Please copy each line of the listing below in which the word "embryos" appears.
***
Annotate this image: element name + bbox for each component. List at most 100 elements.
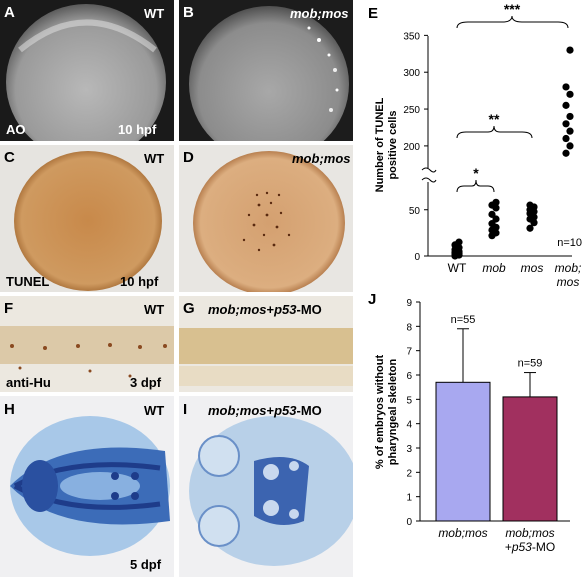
panel-a-letter: A (4, 4, 15, 21)
pharyngeal-bar-chart: % of embryos without pharyngeal skeleton… (374, 298, 570, 554)
panel-i-image (179, 396, 353, 577)
chart-e-point (562, 83, 570, 91)
panel-b-image (179, 0, 353, 141)
panel-c-image (0, 145, 174, 292)
chart-j-xlabel-bar2-plus: + (505, 540, 512, 554)
chart-e-point (562, 149, 570, 157)
chart-j-ytick-label: 3 (406, 444, 412, 455)
chart-e-xlabel-mobmos-line2: mos (557, 275, 580, 289)
panel-i-genotype: mob;mos+p53-MO (208, 404, 322, 417)
sig-bracket-wt-mos (456, 125, 533, 139)
chart-e-ylabel-line2: positive cells (387, 110, 399, 179)
panel-i-genotype-c: p53 (274, 403, 297, 418)
panel-f-genotype: WT (144, 302, 165, 317)
panel-a-stain: AO (6, 122, 26, 137)
panel-h-genotype: WT (144, 403, 165, 418)
chart-e-point (566, 90, 574, 98)
chart-e-point (562, 120, 570, 128)
panel-f-stain: anti-Hu (6, 375, 51, 390)
chart-j-n-label: n=55 (451, 314, 476, 326)
panel-f-letter: F (4, 300, 14, 317)
embryo-tunel-wt (14, 151, 162, 291)
panel-h-stage: 5 dpf (130, 557, 162, 572)
embryo-fluorescence-wt (6, 4, 166, 141)
panel-e-letter: E (368, 5, 379, 22)
chart-e-point (562, 134, 570, 143)
panel-i-genotype-a: mob;mos (208, 403, 267, 418)
panel-i-genotype-d: -MO (296, 403, 322, 418)
panel-d-stage: 10 hpf (120, 274, 159, 289)
chart-j-n-label: n=59 (518, 358, 543, 370)
panel-a-stage: 10 hpf (118, 122, 157, 137)
chart-e-point (488, 210, 496, 218)
panel-d-genotype: mob;mos (292, 151, 351, 166)
chart-j-ytick-label: 4 (406, 420, 412, 431)
chart-e-point (455, 238, 463, 246)
panel-f-stage: 3 dpf (130, 375, 162, 390)
cartilage-stain-wt (10, 416, 170, 556)
chart-j-ytick-label: 6 (406, 371, 412, 382)
chart-j-ytick-label: 7 (406, 347, 412, 358)
chart-j-ytick-label: 0 (406, 517, 412, 528)
chart-j-bar (502, 396, 558, 522)
chart-e-axis-break (421, 167, 437, 183)
sig-label-wt-mobmos: *** (504, 1, 521, 17)
panel-d-stain: TUNEL (6, 274, 50, 289)
chart-j-bar (435, 381, 491, 522)
chart-e-point (566, 46, 574, 54)
panel-d-letter: D (183, 149, 194, 166)
panel-b-genotype: mob;mos (290, 6, 349, 21)
embryo-fluorescence-mutant (189, 6, 349, 141)
panel-g-genotype-d: -MO (296, 302, 322, 317)
panel-h-image (0, 396, 174, 577)
chart-j-ylabel-line2: pharyngeal skeleton (387, 359, 399, 466)
panel-c-letter: C (4, 149, 15, 166)
sig-label-wt-mob: * (473, 165, 479, 181)
panel-b-letter: B (183, 4, 194, 21)
panel-h-letter: H (4, 401, 15, 418)
chart-j-ytick-label: 2 (406, 468, 412, 479)
panel-g-letter: G (183, 300, 195, 317)
chart-e-ylabel-line1: Number of TUNEL (374, 97, 386, 192)
panel-g-image (179, 296, 353, 392)
chart-e-n-note: n=10 (557, 237, 582, 249)
sig-bracket-wt-mobmos (456, 15, 569, 29)
panel-j-letter: J (368, 291, 377, 308)
embryo-tunel-mutant (193, 151, 345, 292)
panel-d-image (179, 145, 353, 292)
chart-e-point (566, 142, 574, 150)
chart-j-xlabel-bar2-line1: mob;mos (505, 526, 554, 540)
panel-g-genotype-c: p53 (274, 302, 297, 317)
chart-e-point (526, 224, 534, 232)
chart-j-ylabel-line1: % of embryos without (374, 355, 386, 470)
chart-e-xlabel-wt: WT (448, 261, 467, 275)
panel-c-genotype: WT (144, 151, 165, 166)
chart-e-ytick-label: 250 (403, 105, 420, 116)
panel-i-genotype-b: + (266, 403, 275, 418)
chart-j-xlabel-bar2-line2: +p53-MO (505, 540, 555, 554)
panel-a-genotype: WT (144, 6, 165, 21)
chart-e-ytick-label: 300 (403, 68, 420, 79)
sig-label-wt-mos: ** (489, 111, 500, 127)
chart-e-xlabel-mobmos-line1: mob; (555, 261, 582, 275)
panel-i-letter: I (183, 401, 188, 418)
panel-f-image (0, 296, 174, 392)
chart-e-point (566, 112, 574, 121)
chart-j-ytick-label: 8 (406, 322, 412, 333)
chart-j-ytick-label: 9 (406, 298, 412, 309)
panel-a-image (0, 0, 174, 141)
panel-g-genotype-b: + (266, 302, 275, 317)
chart-j-xlabel-bar1: mob;mos (438, 526, 487, 540)
cartilage-stain-mutant (189, 416, 353, 566)
neuron-stain-wt (0, 326, 174, 378)
chart-j-xlabel-bar2-p53: p53 (511, 540, 532, 554)
chart-e-point (526, 201, 534, 209)
chart-j-ytick-label: 5 (406, 395, 412, 406)
chart-j-xlabel-bar2-mo: -MO (532, 540, 555, 554)
chart-e-point (566, 127, 574, 135)
chart-e-ytick-label: 50 (409, 206, 421, 217)
chart-e-ytick-label: 350 (403, 31, 420, 42)
chart-e-point (562, 101, 570, 109)
chart-j-ytick-label: 1 (406, 493, 412, 504)
tunel-scatter-chart: Number of TUNEL positive cells 0 50 200 250… (374, 1, 582, 289)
***
ANSWER TO THE PROBLEM
pharyngeal-bar-chart: % of embryos without pharyngeal skeleton… (374, 298, 570, 554)
chart-j-ylabel-line1: % of embryos without (374, 355, 386, 470)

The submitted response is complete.